(Figure dataset records)
— Begin —
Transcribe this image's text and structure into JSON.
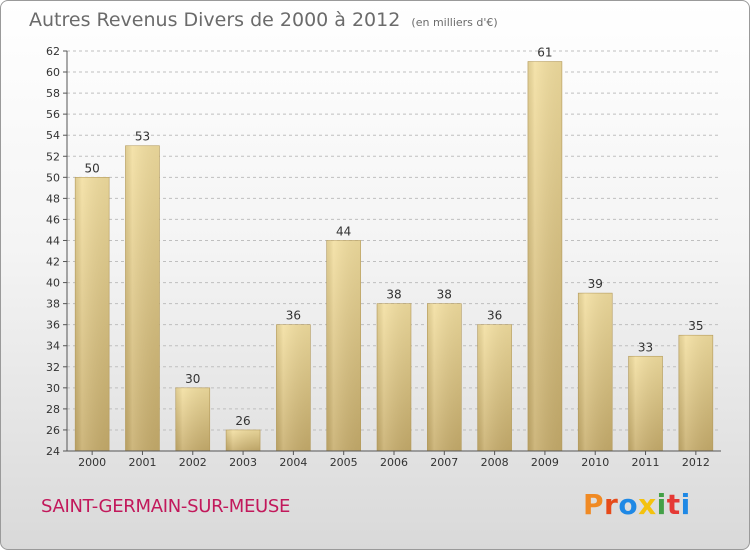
{
  "title": "Autres Revenus Divers de 2000 à 2012",
  "unit_note": "(en milliers d'€)",
  "commune": "SAINT-GERMAIN-SUR-MEUSE",
  "brand": {
    "text": "Proxiti",
    "colors": [
      "#f08a24",
      "#e64a19",
      "#1e88e5",
      "#f4c20d",
      "#43a047",
      "#e53935",
      "#1e88e5"
    ]
  },
  "colors": {
    "bar_light": "#f3dfa0",
    "bar_dark": "#c7ad6c",
    "grid": "#bfbfbf",
    "axis_text": "#333333",
    "commune": "#c2185b"
  },
  "chart_data": {
    "type": "bar",
    "title": "Autres Revenus Divers de 2000 à 2012",
    "unit": "(en milliers d'€)",
    "categories": [
      "2000",
      "2001",
      "2002",
      "2003",
      "2004",
      "2005",
      "2006",
      "2007",
      "2008",
      "2009",
      "2010",
      "2011",
      "2012"
    ],
    "values": [
      50,
      53,
      30,
      26,
      36,
      44,
      38,
      38,
      36,
      61,
      39,
      33,
      35
    ],
    "ylim": [
      24,
      62
    ],
    "yticks": [
      24,
      26,
      28,
      30,
      32,
      34,
      36,
      38,
      40,
      42,
      44,
      46,
      48,
      50,
      52,
      54,
      56,
      58,
      60,
      62
    ],
    "grid": "horizontal dashed",
    "legend": "none"
  }
}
— End —
▶ [GIVEN INSTRUCTION] Repeat the entries exactly. Pictures are excluded from the copy.

▶ [WRITTEN SOLUTION]
Transcribe this image's text and structure into JSON.
{
  "title": "Autres Revenus Divers de 2000 à 2012",
  "unit_note": "(en milliers d'€)",
  "commune": "SAINT-GERMAIN-SUR-MEUSE",
  "brand": {
    "text": "Proxiti",
    "colors": [
      "#f08a24",
      "#e64a19",
      "#1e88e5",
      "#f4c20d",
      "#43a047",
      "#e53935",
      "#1e88e5"
    ]
  },
  "colors": {
    "bar_light": "#f3dfa0",
    "bar_dark": "#c7ad6c",
    "grid": "#bfbfbf",
    "axis_text": "#333333",
    "commune": "#c2185b"
  },
  "chart_data": {
    "type": "bar",
    "title": "Autres Revenus Divers de 2000 à 2012",
    "unit": "(en milliers d'€)",
    "categories": [
      "2000",
      "2001",
      "2002",
      "2003",
      "2004",
      "2005",
      "2006",
      "2007",
      "2008",
      "2009",
      "2010",
      "2011",
      "2012"
    ],
    "values": [
      50,
      53,
      30,
      26,
      36,
      44,
      38,
      38,
      36,
      61,
      39,
      33,
      35
    ],
    "ylim": [
      24,
      62
    ],
    "yticks": [
      24,
      26,
      28,
      30,
      32,
      34,
      36,
      38,
      40,
      42,
      44,
      46,
      48,
      50,
      52,
      54,
      56,
      58,
      60,
      62
    ],
    "grid": "horizontal dashed",
    "legend": "none"
  }
}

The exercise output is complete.